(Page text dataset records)
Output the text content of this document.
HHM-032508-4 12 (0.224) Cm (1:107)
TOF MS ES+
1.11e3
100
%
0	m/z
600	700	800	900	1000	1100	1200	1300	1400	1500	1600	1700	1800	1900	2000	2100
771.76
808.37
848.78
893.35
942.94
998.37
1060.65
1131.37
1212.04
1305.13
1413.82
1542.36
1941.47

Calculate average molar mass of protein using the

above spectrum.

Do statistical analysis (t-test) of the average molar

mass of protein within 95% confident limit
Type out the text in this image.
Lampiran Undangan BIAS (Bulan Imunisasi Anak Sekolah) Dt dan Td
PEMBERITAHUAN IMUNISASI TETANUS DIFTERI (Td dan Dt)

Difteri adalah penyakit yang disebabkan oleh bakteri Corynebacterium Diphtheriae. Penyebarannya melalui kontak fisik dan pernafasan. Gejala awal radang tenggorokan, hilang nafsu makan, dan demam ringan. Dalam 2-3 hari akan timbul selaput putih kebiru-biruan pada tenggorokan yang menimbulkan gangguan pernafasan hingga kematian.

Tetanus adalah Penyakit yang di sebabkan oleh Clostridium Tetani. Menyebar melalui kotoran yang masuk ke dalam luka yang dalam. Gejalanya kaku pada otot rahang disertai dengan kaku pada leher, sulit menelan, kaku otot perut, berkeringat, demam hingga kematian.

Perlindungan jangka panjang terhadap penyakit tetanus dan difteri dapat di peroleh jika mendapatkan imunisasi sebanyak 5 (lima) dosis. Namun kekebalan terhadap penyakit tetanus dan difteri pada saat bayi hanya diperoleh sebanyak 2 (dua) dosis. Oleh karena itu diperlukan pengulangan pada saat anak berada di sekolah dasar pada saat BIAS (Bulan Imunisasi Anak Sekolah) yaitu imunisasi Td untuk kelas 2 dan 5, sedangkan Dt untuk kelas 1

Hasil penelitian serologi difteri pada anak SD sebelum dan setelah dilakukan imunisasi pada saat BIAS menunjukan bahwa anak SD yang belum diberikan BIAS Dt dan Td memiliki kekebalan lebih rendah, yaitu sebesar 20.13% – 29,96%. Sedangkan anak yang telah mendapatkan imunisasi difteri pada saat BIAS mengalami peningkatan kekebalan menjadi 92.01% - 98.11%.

* * *

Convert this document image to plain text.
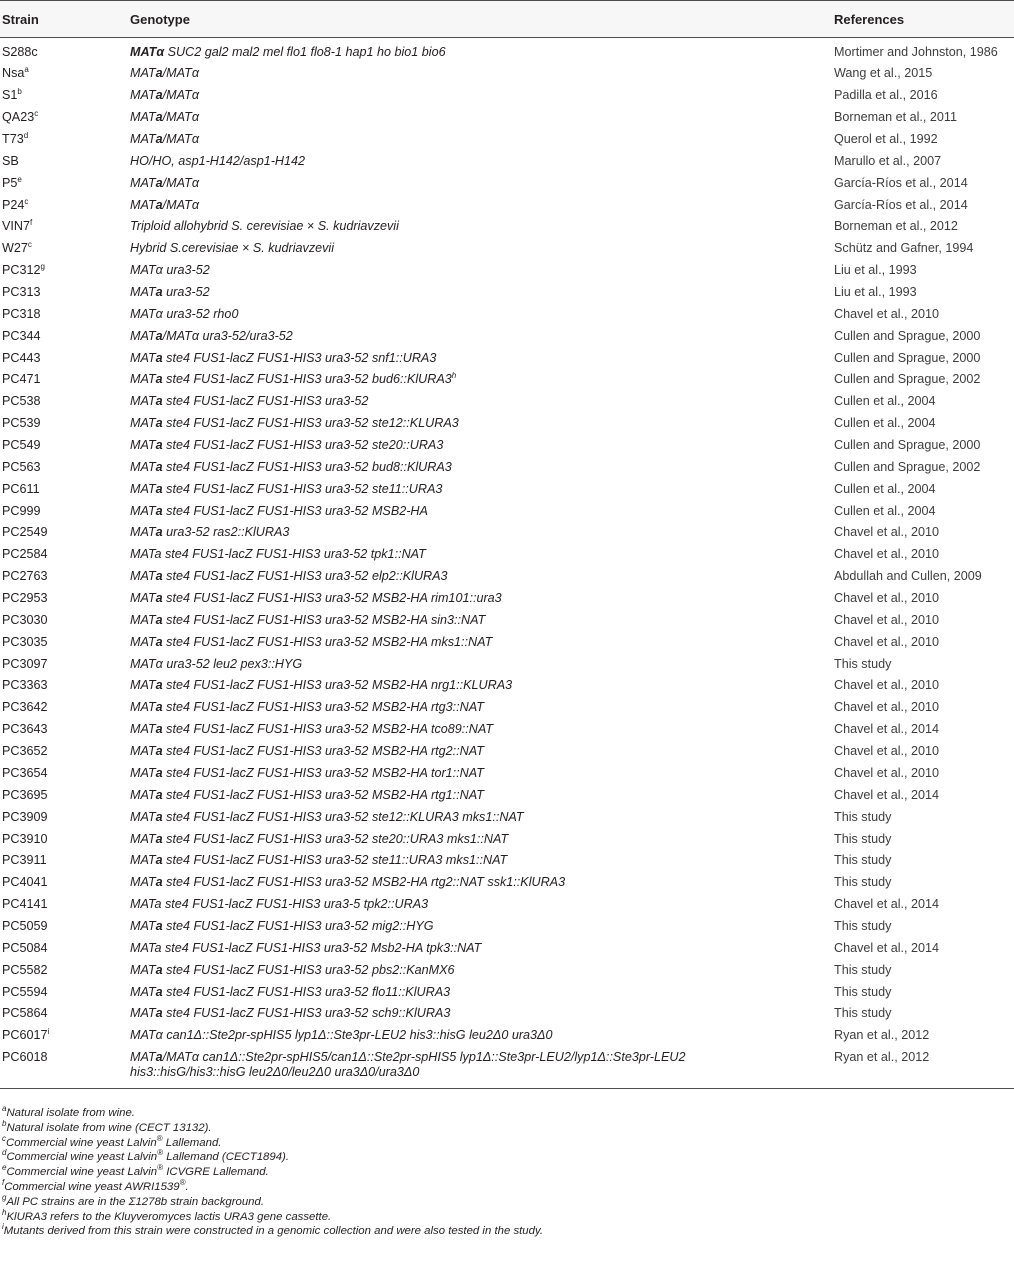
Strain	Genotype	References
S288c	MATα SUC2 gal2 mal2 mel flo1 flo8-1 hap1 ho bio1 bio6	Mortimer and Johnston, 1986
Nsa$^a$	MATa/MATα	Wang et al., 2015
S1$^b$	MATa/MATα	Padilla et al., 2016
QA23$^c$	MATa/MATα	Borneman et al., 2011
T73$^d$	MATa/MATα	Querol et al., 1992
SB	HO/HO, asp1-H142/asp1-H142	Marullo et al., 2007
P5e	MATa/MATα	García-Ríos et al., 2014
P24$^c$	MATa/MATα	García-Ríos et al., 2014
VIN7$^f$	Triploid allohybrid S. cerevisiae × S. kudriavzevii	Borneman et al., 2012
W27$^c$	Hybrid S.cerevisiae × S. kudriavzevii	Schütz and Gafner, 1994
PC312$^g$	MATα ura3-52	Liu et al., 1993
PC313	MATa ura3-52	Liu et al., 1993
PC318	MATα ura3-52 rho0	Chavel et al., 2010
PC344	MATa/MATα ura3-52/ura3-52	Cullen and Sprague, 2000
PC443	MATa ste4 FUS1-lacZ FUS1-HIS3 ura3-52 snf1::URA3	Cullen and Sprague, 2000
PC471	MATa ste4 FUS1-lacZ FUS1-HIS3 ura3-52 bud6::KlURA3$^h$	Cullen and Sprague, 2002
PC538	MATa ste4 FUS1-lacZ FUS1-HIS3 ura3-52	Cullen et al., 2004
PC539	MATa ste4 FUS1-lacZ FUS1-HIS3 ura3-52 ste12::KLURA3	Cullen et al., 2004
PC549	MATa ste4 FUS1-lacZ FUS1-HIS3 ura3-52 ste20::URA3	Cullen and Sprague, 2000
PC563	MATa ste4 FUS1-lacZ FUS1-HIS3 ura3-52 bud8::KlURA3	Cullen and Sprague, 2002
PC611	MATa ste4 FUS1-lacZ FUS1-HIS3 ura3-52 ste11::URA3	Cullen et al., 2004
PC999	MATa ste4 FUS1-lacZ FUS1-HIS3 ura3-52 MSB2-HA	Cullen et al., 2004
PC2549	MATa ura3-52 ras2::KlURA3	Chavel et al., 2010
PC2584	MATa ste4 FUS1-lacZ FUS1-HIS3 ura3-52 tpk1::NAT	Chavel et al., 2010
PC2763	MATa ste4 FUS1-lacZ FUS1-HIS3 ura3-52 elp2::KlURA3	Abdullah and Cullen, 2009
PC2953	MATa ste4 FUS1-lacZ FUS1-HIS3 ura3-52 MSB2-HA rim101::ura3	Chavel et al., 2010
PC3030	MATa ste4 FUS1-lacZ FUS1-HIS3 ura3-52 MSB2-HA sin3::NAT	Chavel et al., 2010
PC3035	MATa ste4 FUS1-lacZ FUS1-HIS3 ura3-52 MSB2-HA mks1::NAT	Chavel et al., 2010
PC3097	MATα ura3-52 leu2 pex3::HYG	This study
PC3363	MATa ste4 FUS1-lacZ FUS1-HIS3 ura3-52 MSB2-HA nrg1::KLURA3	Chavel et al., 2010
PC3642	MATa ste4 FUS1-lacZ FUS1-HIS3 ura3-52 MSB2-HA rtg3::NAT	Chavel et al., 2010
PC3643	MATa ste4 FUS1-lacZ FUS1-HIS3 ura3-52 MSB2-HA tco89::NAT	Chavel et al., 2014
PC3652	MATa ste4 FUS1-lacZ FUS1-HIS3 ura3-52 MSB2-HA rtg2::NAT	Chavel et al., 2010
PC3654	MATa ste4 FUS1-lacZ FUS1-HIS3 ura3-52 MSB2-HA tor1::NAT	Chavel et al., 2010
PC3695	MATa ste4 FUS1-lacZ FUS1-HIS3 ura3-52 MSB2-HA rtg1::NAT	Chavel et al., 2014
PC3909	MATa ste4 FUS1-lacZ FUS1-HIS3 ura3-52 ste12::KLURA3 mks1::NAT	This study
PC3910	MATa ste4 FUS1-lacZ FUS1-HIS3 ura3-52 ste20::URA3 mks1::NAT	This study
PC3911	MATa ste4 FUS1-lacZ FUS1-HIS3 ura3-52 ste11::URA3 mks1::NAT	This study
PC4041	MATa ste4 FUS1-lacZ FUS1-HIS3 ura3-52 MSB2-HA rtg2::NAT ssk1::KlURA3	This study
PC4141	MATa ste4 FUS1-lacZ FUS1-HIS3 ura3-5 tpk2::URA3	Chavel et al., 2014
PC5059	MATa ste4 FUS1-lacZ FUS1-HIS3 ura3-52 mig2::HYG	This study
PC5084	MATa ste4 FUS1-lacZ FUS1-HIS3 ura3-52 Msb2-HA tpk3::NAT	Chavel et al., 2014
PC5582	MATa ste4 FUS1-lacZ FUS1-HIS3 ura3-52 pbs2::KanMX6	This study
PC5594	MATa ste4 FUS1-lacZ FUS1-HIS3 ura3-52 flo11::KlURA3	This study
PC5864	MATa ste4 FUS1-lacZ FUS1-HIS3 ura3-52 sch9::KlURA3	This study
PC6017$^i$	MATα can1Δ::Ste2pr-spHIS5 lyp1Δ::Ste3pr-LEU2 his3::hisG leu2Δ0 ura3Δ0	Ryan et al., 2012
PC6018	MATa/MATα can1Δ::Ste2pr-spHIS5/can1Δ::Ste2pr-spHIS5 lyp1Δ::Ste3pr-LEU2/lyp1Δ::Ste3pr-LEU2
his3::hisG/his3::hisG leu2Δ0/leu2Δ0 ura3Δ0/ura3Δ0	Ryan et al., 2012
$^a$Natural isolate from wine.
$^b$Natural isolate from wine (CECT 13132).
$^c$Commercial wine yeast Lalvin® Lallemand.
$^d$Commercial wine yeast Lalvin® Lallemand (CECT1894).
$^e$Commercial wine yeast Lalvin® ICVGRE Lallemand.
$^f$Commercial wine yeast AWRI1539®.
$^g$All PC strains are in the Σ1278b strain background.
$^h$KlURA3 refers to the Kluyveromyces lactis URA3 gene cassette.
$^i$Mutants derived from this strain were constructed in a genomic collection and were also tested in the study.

* * *

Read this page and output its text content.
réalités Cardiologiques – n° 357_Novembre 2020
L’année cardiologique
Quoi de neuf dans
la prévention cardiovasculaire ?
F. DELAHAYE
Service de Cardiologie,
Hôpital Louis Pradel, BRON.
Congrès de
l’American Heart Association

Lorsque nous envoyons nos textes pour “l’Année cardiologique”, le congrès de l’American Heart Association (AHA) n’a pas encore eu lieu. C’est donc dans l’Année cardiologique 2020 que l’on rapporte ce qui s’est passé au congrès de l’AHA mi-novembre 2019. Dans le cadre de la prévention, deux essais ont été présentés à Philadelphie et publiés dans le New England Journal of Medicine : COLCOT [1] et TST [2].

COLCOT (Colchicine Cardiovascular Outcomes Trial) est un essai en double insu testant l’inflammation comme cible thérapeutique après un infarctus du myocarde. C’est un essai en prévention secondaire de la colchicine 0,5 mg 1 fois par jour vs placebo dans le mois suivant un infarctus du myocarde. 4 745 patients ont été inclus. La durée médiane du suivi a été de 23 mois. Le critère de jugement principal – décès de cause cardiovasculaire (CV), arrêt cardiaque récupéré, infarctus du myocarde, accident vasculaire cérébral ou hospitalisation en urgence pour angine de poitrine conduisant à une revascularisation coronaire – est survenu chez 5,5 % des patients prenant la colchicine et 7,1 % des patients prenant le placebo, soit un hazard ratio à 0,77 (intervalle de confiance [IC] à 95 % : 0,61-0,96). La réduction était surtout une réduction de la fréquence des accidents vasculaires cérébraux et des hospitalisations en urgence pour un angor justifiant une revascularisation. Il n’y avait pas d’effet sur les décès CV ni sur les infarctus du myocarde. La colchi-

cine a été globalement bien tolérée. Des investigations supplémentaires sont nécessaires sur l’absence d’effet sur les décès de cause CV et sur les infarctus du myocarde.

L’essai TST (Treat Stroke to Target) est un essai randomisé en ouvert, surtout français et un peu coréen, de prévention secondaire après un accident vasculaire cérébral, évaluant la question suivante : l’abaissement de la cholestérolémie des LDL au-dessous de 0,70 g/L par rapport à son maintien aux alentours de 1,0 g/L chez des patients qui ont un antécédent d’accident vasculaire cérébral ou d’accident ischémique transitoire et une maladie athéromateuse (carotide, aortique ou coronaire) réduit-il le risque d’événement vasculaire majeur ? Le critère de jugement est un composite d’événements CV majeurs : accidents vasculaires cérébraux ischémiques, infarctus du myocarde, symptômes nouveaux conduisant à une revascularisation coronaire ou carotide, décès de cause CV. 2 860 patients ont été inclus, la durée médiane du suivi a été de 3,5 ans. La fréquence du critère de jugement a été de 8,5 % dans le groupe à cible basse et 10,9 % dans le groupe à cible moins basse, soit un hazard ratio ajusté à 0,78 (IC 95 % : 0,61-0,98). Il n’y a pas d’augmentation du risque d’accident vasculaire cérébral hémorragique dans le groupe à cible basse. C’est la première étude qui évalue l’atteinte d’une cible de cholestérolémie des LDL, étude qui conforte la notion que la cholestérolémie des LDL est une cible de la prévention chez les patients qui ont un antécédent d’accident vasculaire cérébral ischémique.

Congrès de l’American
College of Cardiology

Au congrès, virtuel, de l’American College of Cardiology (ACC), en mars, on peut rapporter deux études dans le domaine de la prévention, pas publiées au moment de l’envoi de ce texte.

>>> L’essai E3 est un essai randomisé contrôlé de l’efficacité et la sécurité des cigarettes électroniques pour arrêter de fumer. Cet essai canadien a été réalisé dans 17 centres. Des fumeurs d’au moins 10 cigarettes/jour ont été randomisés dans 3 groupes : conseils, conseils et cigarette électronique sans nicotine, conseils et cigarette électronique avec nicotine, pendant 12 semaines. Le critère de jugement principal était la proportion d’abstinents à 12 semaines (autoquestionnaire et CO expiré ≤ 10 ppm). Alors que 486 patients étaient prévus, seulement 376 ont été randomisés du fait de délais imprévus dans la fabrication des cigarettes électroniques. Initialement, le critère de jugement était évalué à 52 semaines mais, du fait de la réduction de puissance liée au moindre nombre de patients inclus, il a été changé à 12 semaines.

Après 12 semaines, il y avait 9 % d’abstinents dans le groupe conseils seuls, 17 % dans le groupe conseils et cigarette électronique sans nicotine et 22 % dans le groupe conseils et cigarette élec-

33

▶ ACTION ITEM:
Tally up the lines in the data that hold the word "Cardiology". Only the total should be given.

▶ ANSWER SECTION:
2